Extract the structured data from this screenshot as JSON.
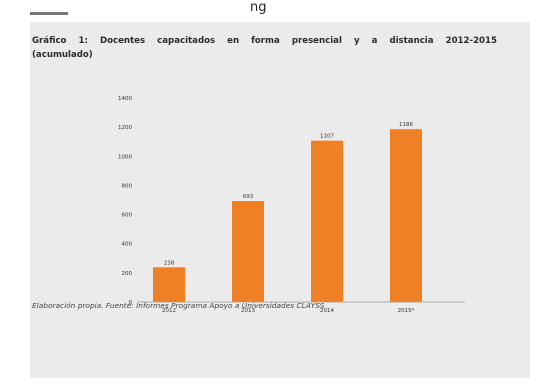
{
  "page": {
    "top_text": "ng",
    "title": "Gráfico 1: Docentes capacitados en forma presencial y a distancia 2012-2015 (acumulado)",
    "source": "Elaboración propia. Fuente: Informes Programa Apoyo a Universidades CLAYSS"
  },
  "colors": {
    "bar": "#f08026",
    "panel": "#ebebeb",
    "axis": "#999999",
    "text": "#333333"
  },
  "chart_data": {
    "type": "bar",
    "title": "Gráfico 1: Docentes capacitados en forma presencial y a distancia 2012-2015 (acumulado)",
    "categories": [
      "2012",
      "2013",
      "2014",
      "2015*"
    ],
    "values": [
      238,
      693,
      1107,
      1186
    ],
    "data_labels": [
      "238",
      "693",
      "1107",
      "1186"
    ],
    "ylim": [
      0,
      1400
    ],
    "yticks": [
      0,
      200,
      400,
      600,
      800,
      1000,
      1200,
      1400
    ],
    "xlabel": "",
    "ylabel": "",
    "grid": false,
    "legend": "none"
  }
}
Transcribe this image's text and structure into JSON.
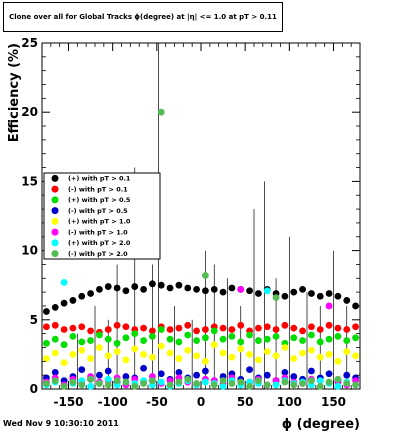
{
  "title": "Clone  over all for Global Tracks   ϕ(degree) at |η| <= 1.0 at pT > 0.11",
  "footer": "Wed Nov  9 10:30:10 2011",
  "chart_data": {
    "type": "scatter",
    "xlabel": "ϕ (degree)",
    "ylabel": "Efficiency (%)",
    "xlim": [
      -180,
      180
    ],
    "ylim": [
      0,
      25
    ],
    "xticks": [
      "-150",
      "-100",
      "-50",
      "0",
      "50",
      "100",
      "150"
    ],
    "yticks": [
      "0",
      "5",
      "10",
      "15",
      "20",
      "25"
    ],
    "grid": false,
    "legend_position": "left-middle",
    "series": [
      {
        "name": "(+) with pT > 0.1",
        "color": "#000000",
        "x": [
          -175,
          -165,
          -155,
          -145,
          -135,
          -125,
          -115,
          -105,
          -95,
          -85,
          -75,
          -65,
          -55,
          -45,
          -35,
          -25,
          -15,
          -5,
          5,
          15,
          25,
          35,
          45,
          55,
          65,
          75,
          85,
          95,
          105,
          115,
          125,
          135,
          145,
          155,
          165,
          175
        ],
        "y": [
          5.6,
          5.9,
          6.2,
          6.4,
          6.7,
          6.9,
          7.2,
          7.4,
          7.3,
          7.1,
          7.4,
          7.2,
          7.6,
          7.5,
          7.3,
          7.5,
          7.3,
          7.2,
          7.1,
          7.2,
          7.0,
          7.3,
          7.2,
          7.1,
          6.9,
          7.2,
          6.9,
          6.7,
          7.0,
          7.2,
          6.9,
          6.7,
          6.9,
          6.7,
          6.4,
          6.0
        ]
      },
      {
        "name": "(-) with pT > 0.1",
        "color": "#ff0000",
        "x": [
          -175,
          -165,
          -155,
          -145,
          -135,
          -125,
          -115,
          -105,
          -95,
          -85,
          -75,
          -65,
          -55,
          -45,
          -35,
          -25,
          -15,
          -5,
          5,
          15,
          25,
          35,
          45,
          55,
          65,
          75,
          85,
          95,
          105,
          115,
          125,
          135,
          145,
          155,
          165,
          175
        ],
        "y": [
          4.5,
          4.6,
          4.3,
          4.4,
          4.5,
          4.2,
          4.1,
          4.3,
          4.6,
          4.5,
          4.3,
          4.4,
          4.2,
          4.5,
          4.3,
          4.4,
          4.6,
          4.2,
          4.3,
          4.5,
          4.4,
          4.3,
          4.6,
          4.2,
          4.4,
          4.5,
          4.3,
          4.6,
          4.4,
          4.2,
          4.5,
          4.3,
          4.6,
          4.4,
          4.3,
          4.5
        ]
      },
      {
        "name": "(+) with pT > 0.5",
        "color": "#00dd00",
        "x": [
          -175,
          -165,
          -155,
          -145,
          -135,
          -125,
          -115,
          -105,
          -95,
          -85,
          -75,
          -65,
          -55,
          -45,
          -35,
          -25,
          -15,
          -5,
          5,
          15,
          25,
          35,
          45,
          55,
          65,
          75,
          85,
          95,
          105,
          115,
          125,
          135,
          145,
          155,
          165,
          175
        ],
        "y": [
          3.3,
          3.6,
          3.2,
          3.8,
          3.4,
          3.5,
          3.9,
          3.6,
          3.3,
          3.7,
          4.0,
          3.5,
          3.8,
          4.3,
          3.6,
          3.4,
          3.9,
          3.5,
          3.7,
          4.2,
          3.6,
          3.8,
          3.4,
          3.9,
          3.5,
          3.6,
          3.8,
          3.3,
          3.7,
          3.5,
          3.9,
          3.4,
          3.6,
          3.8,
          3.5,
          3.7
        ]
      },
      {
        "name": "(-) with pT > 0.5",
        "color": "#0000cc",
        "x": [
          -175,
          -165,
          -155,
          -145,
          -135,
          -125,
          -115,
          -105,
          -95,
          -85,
          -75,
          -65,
          -55,
          -45,
          -35,
          -25,
          -15,
          -5,
          5,
          15,
          25,
          35,
          45,
          55,
          65,
          75,
          85,
          95,
          105,
          115,
          125,
          135,
          145,
          155,
          165,
          175
        ],
        "y": [
          0.8,
          1.2,
          0.6,
          0.9,
          1.4,
          0.7,
          1.0,
          1.3,
          0.5,
          0.9,
          0.8,
          1.5,
          0.6,
          1.1,
          0.7,
          1.2,
          0.8,
          1.0,
          1.3,
          0.6,
          0.9,
          1.1,
          0.7,
          1.4,
          0.8,
          1.0,
          0.6,
          1.2,
          0.9,
          0.7,
          1.3,
          0.8,
          1.1,
          0.6,
          1.0,
          0.8
        ]
      },
      {
        "name": "(+) with pT > 1.0",
        "color": "#ffff00",
        "x": [
          -175,
          -165,
          -155,
          -145,
          -135,
          -125,
          -115,
          -105,
          -95,
          -85,
          -75,
          -65,
          -55,
          -45,
          -35,
          -25,
          -15,
          -5,
          5,
          15,
          25,
          35,
          45,
          55,
          65,
          75,
          85,
          95,
          105,
          115,
          125,
          135,
          145,
          155,
          165,
          175
        ],
        "y": [
          2.2,
          2.6,
          1.9,
          2.5,
          2.8,
          2.2,
          3.0,
          2.4,
          2.7,
          2.1,
          2.9,
          2.5,
          2.3,
          3.1,
          2.6,
          2.2,
          2.8,
          2.4,
          2.0,
          3.2,
          2.6,
          2.3,
          2.9,
          2.5,
          2.1,
          2.7,
          2.4,
          3.0,
          2.2,
          2.6,
          2.8,
          2.3,
          2.5,
          2.0,
          2.7,
          2.4
        ]
      },
      {
        "name": "(-) with pT > 1.0",
        "color": "#ff00ff",
        "x": [
          -175,
          -165,
          -155,
          -145,
          -135,
          -125,
          -115,
          -105,
          -95,
          -85,
          -75,
          -65,
          -55,
          -45,
          -35,
          -25,
          -15,
          -5,
          5,
          15,
          25,
          35,
          45,
          55,
          65,
          75,
          85,
          95,
          105,
          115,
          125,
          135,
          145,
          155,
          165,
          175
        ],
        "y": [
          0.5,
          0.8,
          0.3,
          0.7,
          0.4,
          0.9,
          0.5,
          0.6,
          0.8,
          0.3,
          0.7,
          0.5,
          0.9,
          0.4,
          0.6,
          0.8,
          0.5,
          0.3,
          0.7,
          0.6,
          0.4,
          0.8,
          7.2,
          0.5,
          0.7,
          0.3,
          0.6,
          0.8,
          0.5,
          0.4,
          0.7,
          0.6,
          6.0,
          0.5,
          0.3,
          0.6
        ]
      },
      {
        "name": "(+) with pT > 2.0",
        "color": "#00ffff",
        "x": [
          -175,
          -165,
          -155,
          -145,
          -135,
          -125,
          -115,
          -105,
          -95,
          -85,
          -75,
          -65,
          -55,
          -45,
          -35,
          -25,
          -15,
          -5,
          5,
          15,
          25,
          35,
          45,
          55,
          65,
          75,
          85,
          95,
          105,
          115,
          125,
          135,
          145,
          155,
          165,
          175
        ],
        "y": [
          0.3,
          0.5,
          7.7,
          0.4,
          0.6,
          0.2,
          0.4,
          0.7,
          0.3,
          0.5,
          0.4,
          0.6,
          0.3,
          0.5,
          0.2,
          0.4,
          0.6,
          0.3,
          0.5,
          0.4,
          0.2,
          0.6,
          0.3,
          0.5,
          0.4,
          7.1,
          0.3,
          0.6,
          0.4,
          0.5,
          0.3,
          0.6,
          0.4,
          0.2,
          0.5,
          0.3
        ]
      },
      {
        "name": "(-) with pT > 2.0",
        "color": "#55bb55",
        "x": [
          -175,
          -165,
          -155,
          -145,
          -135,
          -125,
          -115,
          -105,
          -95,
          -85,
          -75,
          -65,
          -55,
          -45,
          -35,
          -25,
          -15,
          -5,
          5,
          15,
          25,
          35,
          45,
          55,
          65,
          75,
          85,
          95,
          105,
          115,
          125,
          135,
          145,
          155,
          165,
          175
        ],
        "y": [
          0.4,
          0.6,
          0.2,
          0.5,
          0.3,
          0.7,
          0.4,
          0.3,
          0.6,
          0.5,
          0.2,
          0.4,
          0.6,
          20.0,
          0.3,
          0.5,
          0.7,
          0.4,
          8.2,
          0.3,
          0.6,
          0.4,
          0.5,
          0.2,
          0.6,
          0.3,
          6.6,
          0.5,
          0.3,
          0.4,
          0.6,
          0.2,
          0.5,
          0.7,
          0.4,
          0.3
        ]
      }
    ]
  }
}
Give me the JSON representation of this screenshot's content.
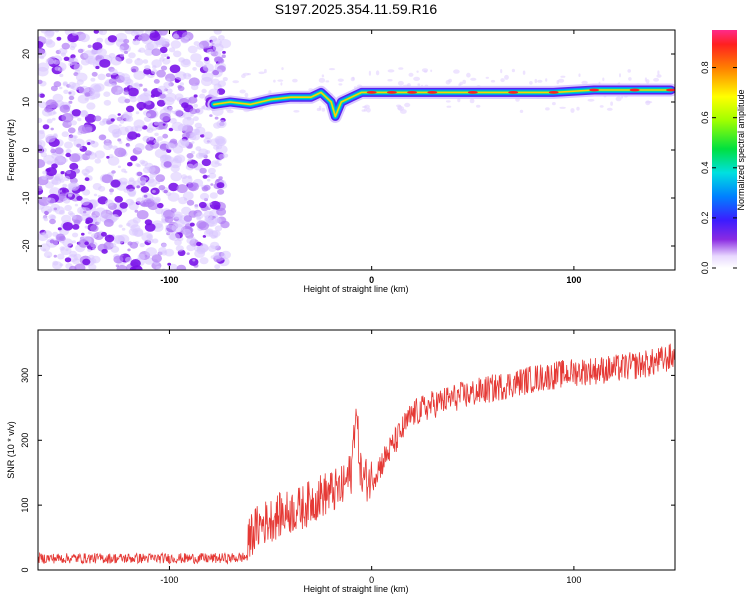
{
  "chart_data": [
    {
      "type": "heatmap",
      "title": "S197.2025.354.11.59.R16",
      "xlabel": "Height of straight line (km)",
      "ylabel": "Frequency (Hz)",
      "xlim": [
        -165,
        150
      ],
      "ylim": [
        -25,
        25
      ],
      "xticks": [
        -100,
        0,
        100
      ],
      "yticks": [
        -20,
        -10,
        0,
        10,
        20
      ],
      "noise_region_x": [
        -165,
        -75
      ],
      "ridge": {
        "x": [
          -78,
          -70,
          -60,
          -50,
          -40,
          -30,
          -25,
          -20,
          -18,
          -15,
          -10,
          -5,
          0,
          10,
          20,
          30,
          50,
          70,
          90,
          110,
          130,
          148
        ],
        "y": [
          9.5,
          10,
          9.5,
          10.5,
          11,
          11,
          12,
          10,
          7,
          10,
          11,
          12,
          12,
          12,
          12,
          12,
          12,
          12,
          12,
          12.5,
          12.5,
          12.5
        ]
      },
      "colorbar": {
        "label": "Normalized spectral amplitude",
        "ticks": [
          0.0,
          0.2,
          0.4,
          0.6,
          0.8
        ],
        "range": [
          0,
          0.95
        ]
      }
    },
    {
      "type": "line",
      "title": "",
      "xlabel": "Height of straight line (km)",
      "ylabel": "SNR (10 * v/v)",
      "xlim": [
        -165,
        150
      ],
      "ylim": [
        0,
        370
      ],
      "xticks": [
        -100,
        0,
        100
      ],
      "yticks": [
        0,
        100,
        200,
        300
      ],
      "series": [
        {
          "name": "SNR",
          "color": "#e53935",
          "x": [
            -165,
            -140,
            -100,
            -70,
            -62,
            -60,
            -55,
            -45,
            -35,
            -25,
            -15,
            -10,
            -8,
            -5,
            0,
            10,
            20,
            30,
            40,
            60,
            80,
            100,
            120,
            140,
            150
          ],
          "y": [
            18,
            18,
            18,
            18,
            20,
            55,
            70,
            85,
            95,
            115,
            125,
            150,
            250,
            140,
            140,
            190,
            240,
            255,
            265,
            280,
            295,
            305,
            310,
            320,
            330
          ]
        }
      ]
    }
  ]
}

- **What needs to be done**
Tell how many lines of the material above hold "name", answering with a bare number.

- **Exercise output**
9